**The request:** How many lines of the data include the string "näöng"? State the number and nothing else.

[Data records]
◇ ◇ ◇ ◇ ◇ ◇ ◇

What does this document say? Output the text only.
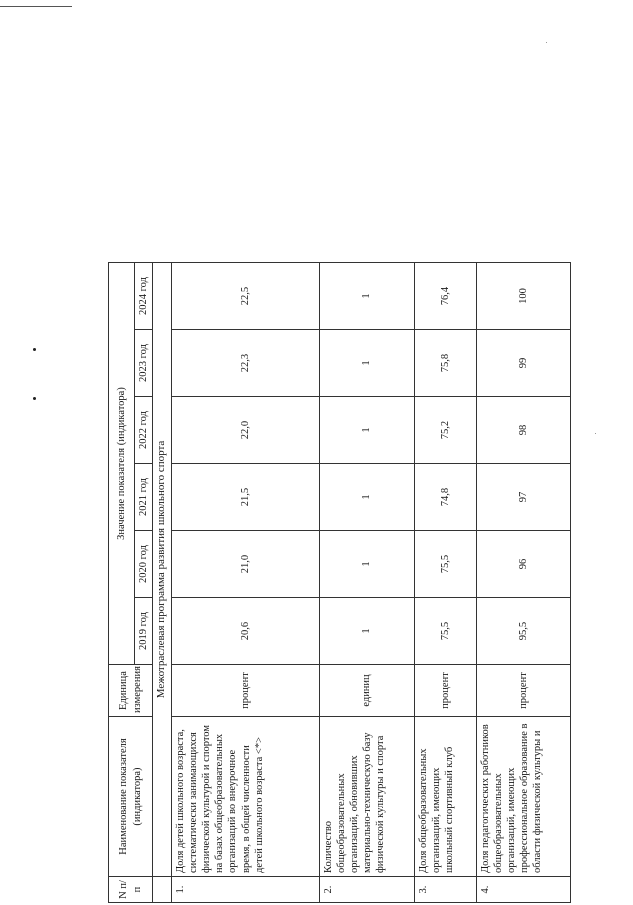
N п/п	Наименование показателя (индикатора)	Единица измерения	Значение показателя (индикатора)					
			2019 год	2020 год	2021 год	2022 год	2023 год	2024 год
	Межотраслевая программа развития школьного спорта							
1.	Доля детей школьного возраста, систематически занимающихся физической культурой и спортом на базах общеобразовательных организаций во внеурочное время, в общей численности детей школьного возраста <*>	процент	20,6	21,0	21,5	22,0	22,3	22,5
2.	Количество общеобразовательных организаций, обновивших материально-техническую базу физической культуры и спорта	единиц	1	1	1	1	1	1
3.	Доля общеобразовательных организаций, имеющих школьный спортивный клуб	процент	75,5	75,5	74,8	75,2	75,8	76,4
4.	Доля педагогических работников общеобразовательных организаций, имеющих профессиональное образование в области физической культуры и	процент	95,5	96	97	98	99	100
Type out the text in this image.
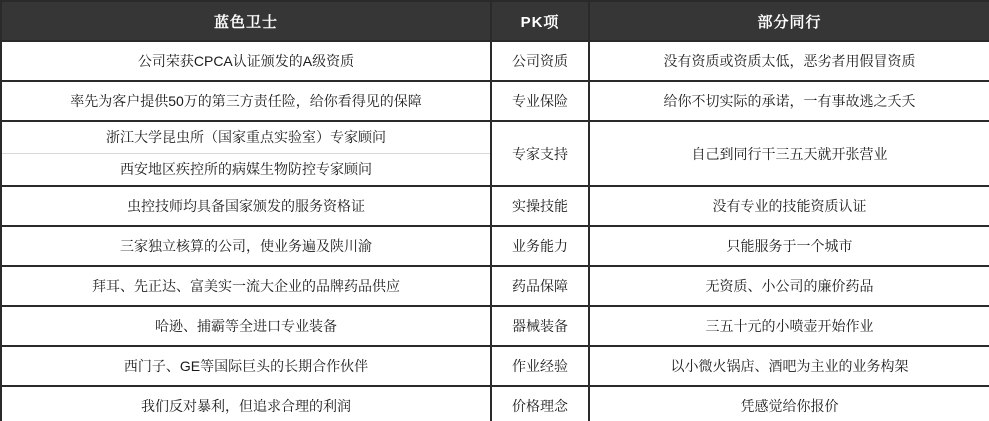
蓝色卫士	PK项	部分同行
公司荣获CPCA认证颁发的A级资质	公司资质	没有资质或资质太低，恶劣者用假冒资质
率先为客户提供50万的第三方责任险，给你看得见的保障	专业保险	给你不切实际的承诺，一有事故逃之夭夭

浙江大学昆虫所（国家重点实验室）专家顾问
西安地区疾控所的病媒生物防控专家顾问	专家支持	自己到同行干三五天就开张营业
虫控技师均具备国家颁发的服务资格证	实操技能	没有专业的技能资质认证
三家独立核算的公司，使业务遍及陕川渝	业务能力	只能服务于一个城市
拜耳、先正达、富美实一流大企业的品牌药品供应	药品保障	无资质、小公司的廉价药品
哈逊、捕霸等全进口专业装备	器械装备	三五十元的小喷壶开始作业
西门子、GE等国际巨头的长期合作伙伴	作业经验	以小微火锅店、酒吧为主业的业务构架
我们反对暴利，但追求合理的利润	价格理念	凭感觉给你报价
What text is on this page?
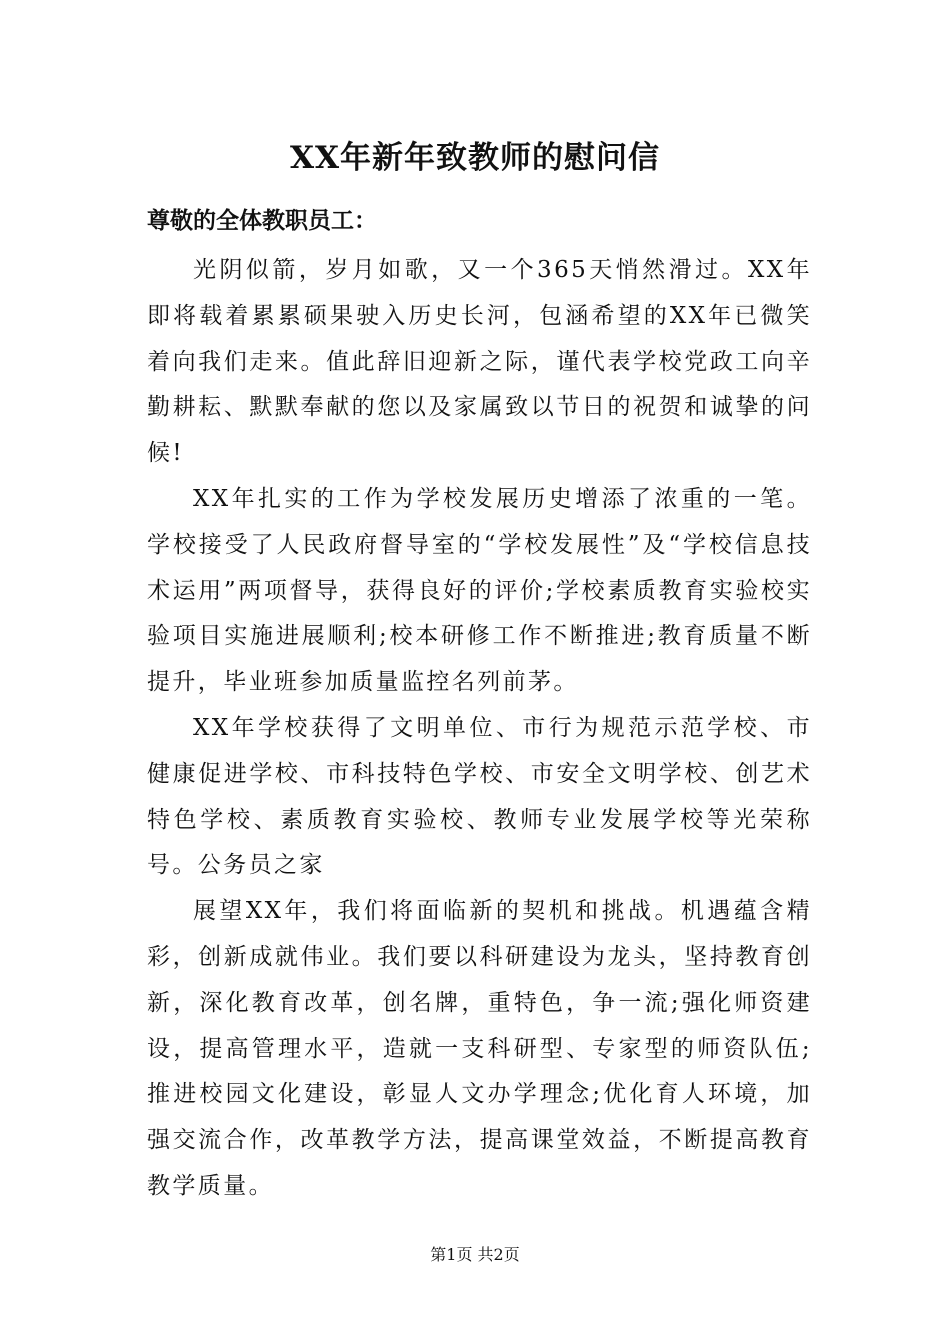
XX年新年致教师的慰问信
尊敬的全体教职员工：

光阴似箭，岁月如歌，又一个365天悄然滑过。XX年即将载着累累硕果驶入历史长河，包涵希望的XX年已微笑着向我们走来。值此辞旧迎新之际，谨代表学校党政工向辛勤耕耘、默默奉献的您以及家属致以节日的祝贺和诚挚的问候!

XX年扎实的工作为学校发展历史增添了浓重的一笔。学校接受了人民政府督导室的“学校发展性”及“学校信息技术运用”两项督导，获得良好的评价;学校素质教育实验校实验项目实施进展顺利;校本研修工作不断推进;教育质量不断提升，毕业班参加质量监控名列前茅。

XX年学校获得了文明单位、市行为规范示范学校、市健康促进学校、市科技特色学校、市安全文明学校、创艺术特色学校、素质教育实验校、教师专业发展学校等光荣称号。公务员之家

展望XX年，我们将面临新的契机和挑战。机遇蕴含精彩，创新成就伟业。我们要以科研建设为龙头，坚持教育创新，深化教育改革，创名牌，重特色，争一流;强化师资建设，提高管理水平，造就一支科研型、专家型的师资队伍;推进校园文化建设，彰显人文办学理念;优化育人环境，加强交流合作，改革教学方法，提高课堂效益，不断提高教育教学质量。

第1页 共2页
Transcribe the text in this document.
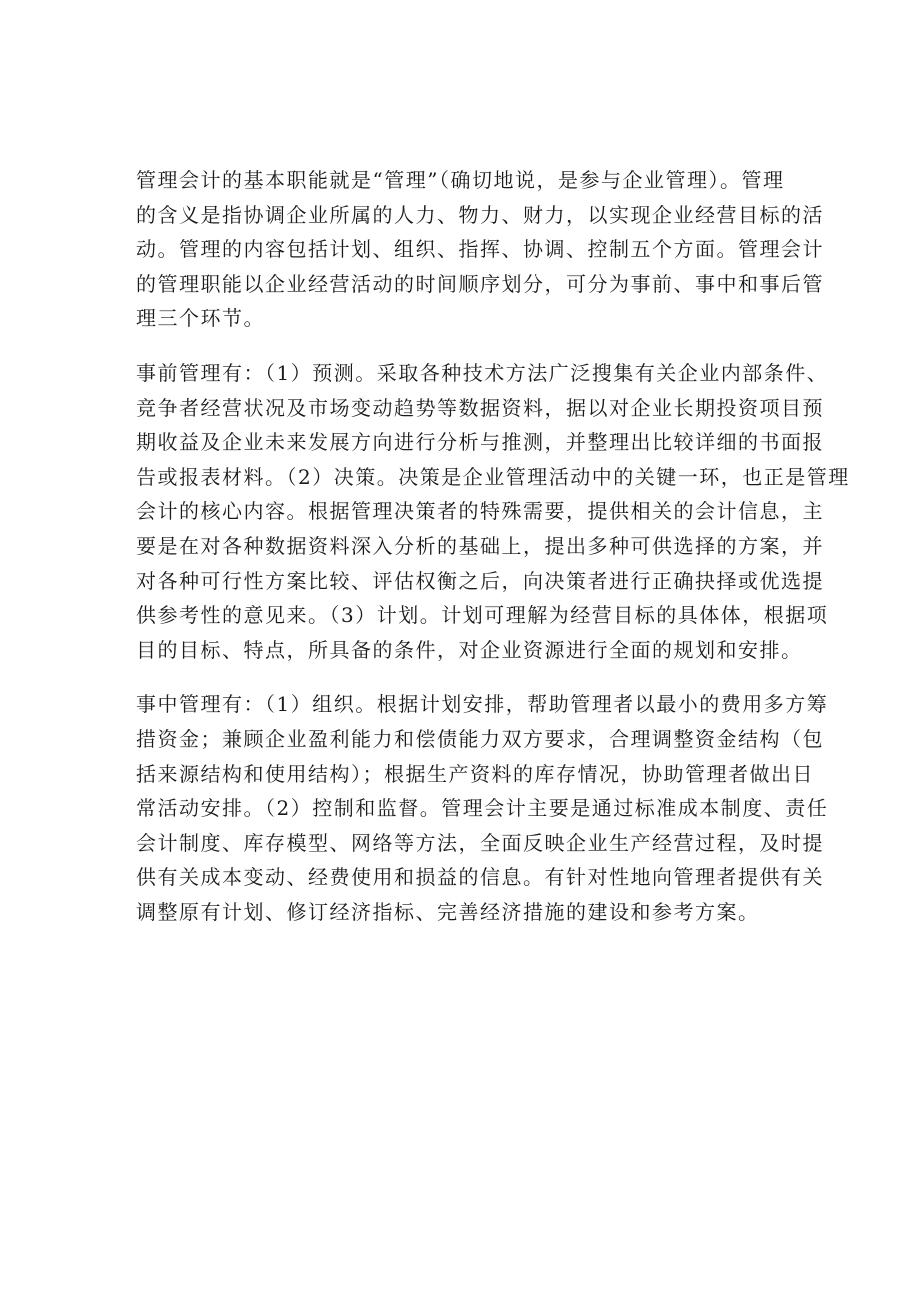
管理会计的基本职能就是“管理”（确切地说，是参与企业管理）。管理
的含义是指协调企业所属的人力、物力、财力，以实现企业经营目标的活
动。管理的内容包括计划、组织、指挥、协调、控制五个方面。管理会计
的管理职能以企业经营活动的时间顺序划分，可分为事前、事中和事后管
理三个环节。

事前管理有：（1）预测。采取各种技术方法广泛搜集有关企业内部条件、
竞争者经营状况及市场变动趋势等数据资料，据以对企业长期投资项目预
期收益及企业未来发展方向进行分析与推测，并整理出比较详细的书面报
告或报表材料。（2）决策。决策是企业管理活动中的关键一环，也正是管理
会计的核心内容。根据管理决策者的特殊需要，提供相关的会计信息，主
要是在对各种数据资料深入分析的基础上，提出多种可供选择的方案，并
对各种可行性方案比较、评估权衡之后，向决策者进行正确抉择或优选提
供参考性的意见来。（3）计划。计划可理解为经营目标的具体体，根据项
目的目标、特点，所具备的条件，对企业资源进行全面的规划和安排。

事中管理有：（1）组织。根据计划安排，帮助管理者以最小的费用多方筹
措资金；兼顾企业盈利能力和偿债能力双方要求，合理调整资金结构（包
括来源结构和使用结构）；根据生产资料的库存情况，协助管理者做出日
常活动安排。（2）控制和监督。管理会计主要是通过标准成本制度、责任
会计制度、库存模型、网络等方法，全面反映企业生产经营过程，及时提
供有关成本变动、经费使用和损益的信息。有针对性地向管理者提供有关
调整原有计划、修订经济指标、完善经济措施的建设和参考方案。
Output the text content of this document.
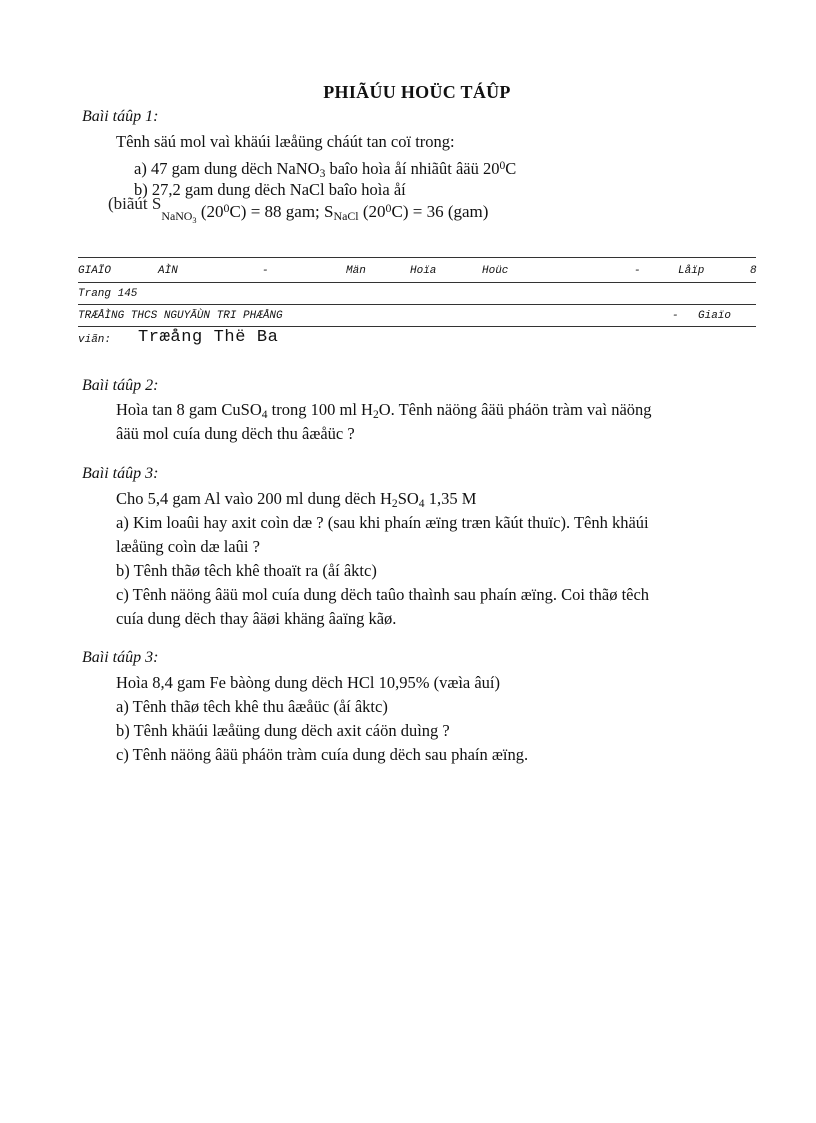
PHIÃÚU HOÜC TÁÛP
Baìi táûp 1:
Tênh säú mol vaì khäúi læåüng cháút tan coï trong:
a) 47 gam dung dëch NaNO$_3$ baîo hoìa åí nhiãût âäü $20^0C$
b) 27,2 gam dung dëch NaCl baîo hoìa åí
(biãút $S_{NaNO_3}$ $(20^0C) = 88$ gam; $S_{NaCl}$ $(20^0C) = 36$ (gam)
GIAÏO	AÌN	-	Män	Hoïa	Hoüc	-	Låïp	8
Trang 145
TRÆÅÌNG THCS NGUYÃÙN TRI PHÆÅNG	- Giaïo
viãn: Træång Thë Ba
Baìi táûp 2:
Hoìa tan 8 gam CuSO$_4$ trong 100 ml $H_2O$. Tênh näöng âäü pháön tràm vaì näöng
âäü mol cuía dung dëch thu âæåüc ?
Baìi táûp 3:
Cho 5,4 gam Al vaìo 200 ml dung dëch $H_2SO_4$ 1,35 M
a) Kim loaûi hay axit coìn dæ ? (sau khi phaín æïng træn kãút thuïc). Tênh khäúi
læåüng coìn dæ laûi ?
b) Tênh thãø têch khê thoaït ra (åí âktc)
c) Tênh näöng âäü mol cuía dung dëch taûo thaình sau phaín æïng. Coi thãø têch
cuía dung dëch thay âäøi khäng âaïng kãø.
Baìi táûp 3:
Hoìa 8,4 gam Fe bàòng dung dëch HCl 10,95% (væìa âuí)
a) Tênh thãø têch khê thu âæåüc (åí âktc)
b) Tênh khäúi læåüng dung dëch axit cáön duìng ?
c) Tênh näöng âäü pháön tràm cuía dung dëch sau phaín æïng.
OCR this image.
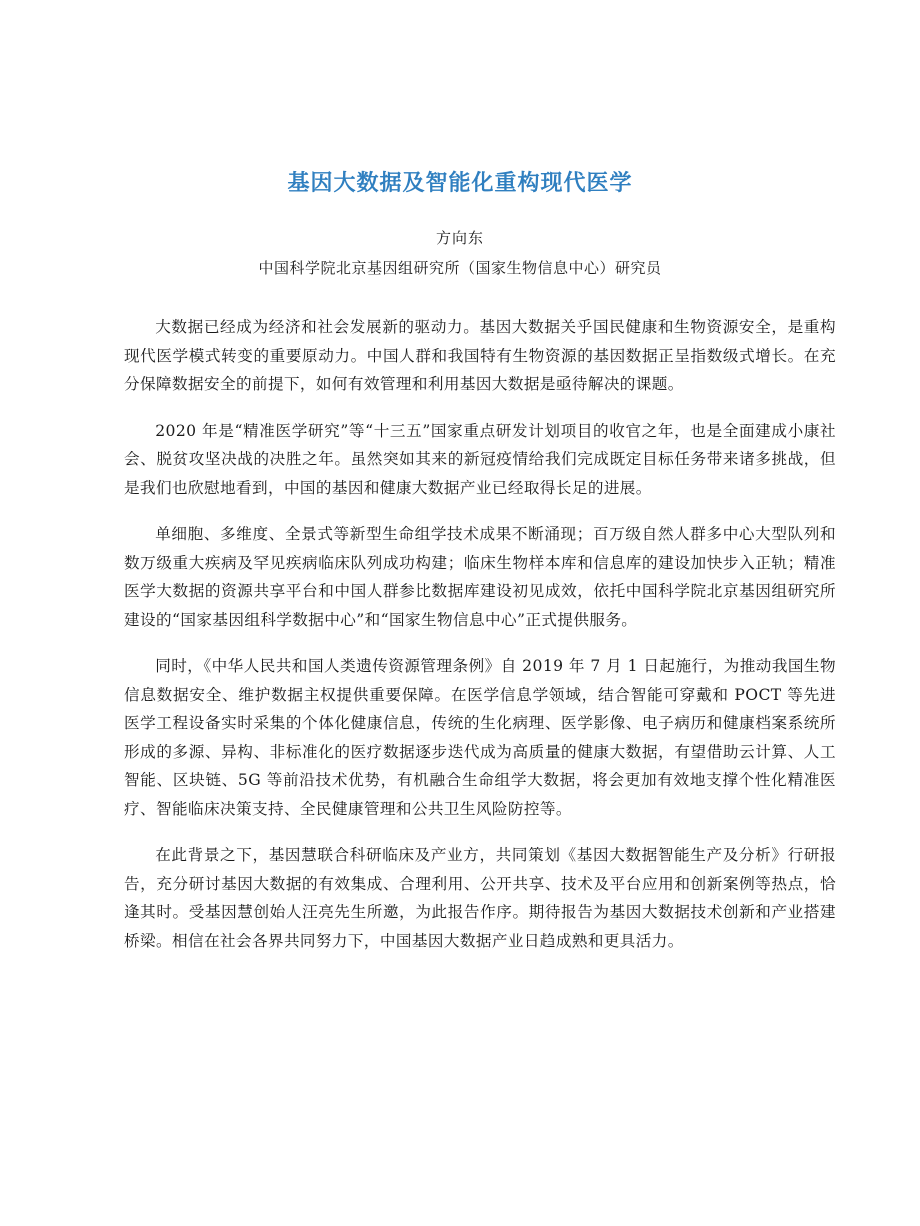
基因大数据及智能化重构现代医学

方向东

中国科学院北京基因组研究所（国家生物信息中心）研究员

大数据已经成为经济和社会发展新的驱动力。基因大数据关乎国民健康和生物资源安全，是重构现代医学模式转变的重要原动力。中国人群和我国特有生物资源的基因数据正呈指数级式增长。在充分保障数据安全的前提下，如何有效管理和利用基因大数据是亟待解决的课题。

2020 年是“精准医学研究”等“十三五”国家重点研发计划项目的收官之年，也是全面建成小康社会、脱贫攻坚决战的决胜之年。虽然突如其来的新冠疫情给我们完成既定目标任务带来诸多挑战，但是我们也欣慰地看到，中国的基因和健康大数据产业已经取得长足的进展。

单细胞、多维度、全景式等新型生命组学技术成果不断涌现；百万级自然人群多中心大型队列和数万级重大疾病及罕见疾病临床队列成功构建；临床生物样本库和信息库的建设加快步入正轨；精准医学大数据的资源共享平台和中国人群参比数据库建设初见成效，依托中国科学院北京基因组研究所建设的“国家基因组科学数据中心”和“国家生物信息中心”正式提供服务。

同时，《中华人民共和国人类遗传资源管理条例》自 2019 年 7 月 1 日起施行，为推动我国生物信息数据安全、维护数据主权提供重要保障。在医学信息学领域，结合智能可穿戴和 POCT 等先进医学工程设备实时采集的个体化健康信息，传统的生化病理、医学影像、电子病历和健康档案系统所形成的多源、异构、非标准化的医疗数据逐步迭代成为高质量的健康大数据，有望借助云计算、人工智能、区块链、5G 等前沿技术优势，有机融合生命组学大数据，将会更加有效地支撑个性化精准医疗、智能临床决策支持、全民健康管理和公共卫生风险防控等。

在此背景之下，基因慧联合科研临床及产业方，共同策划《基因大数据智能生产及分析》行研报告，充分研讨基因大数据的有效集成、合理利用、公开共享、技术及平台应用和创新案例等热点，恰逢其时。受基因慧创始人汪亮先生所邀，为此报告作序。期待报告为基因大数据技术创新和产业搭建桥梁。相信在社会各界共同努力下，中国基因大数据产业日趋成熟和更具活力。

◇ ◇ ◇ ◇ ◇ ◇ ◇

**Written solution:** 3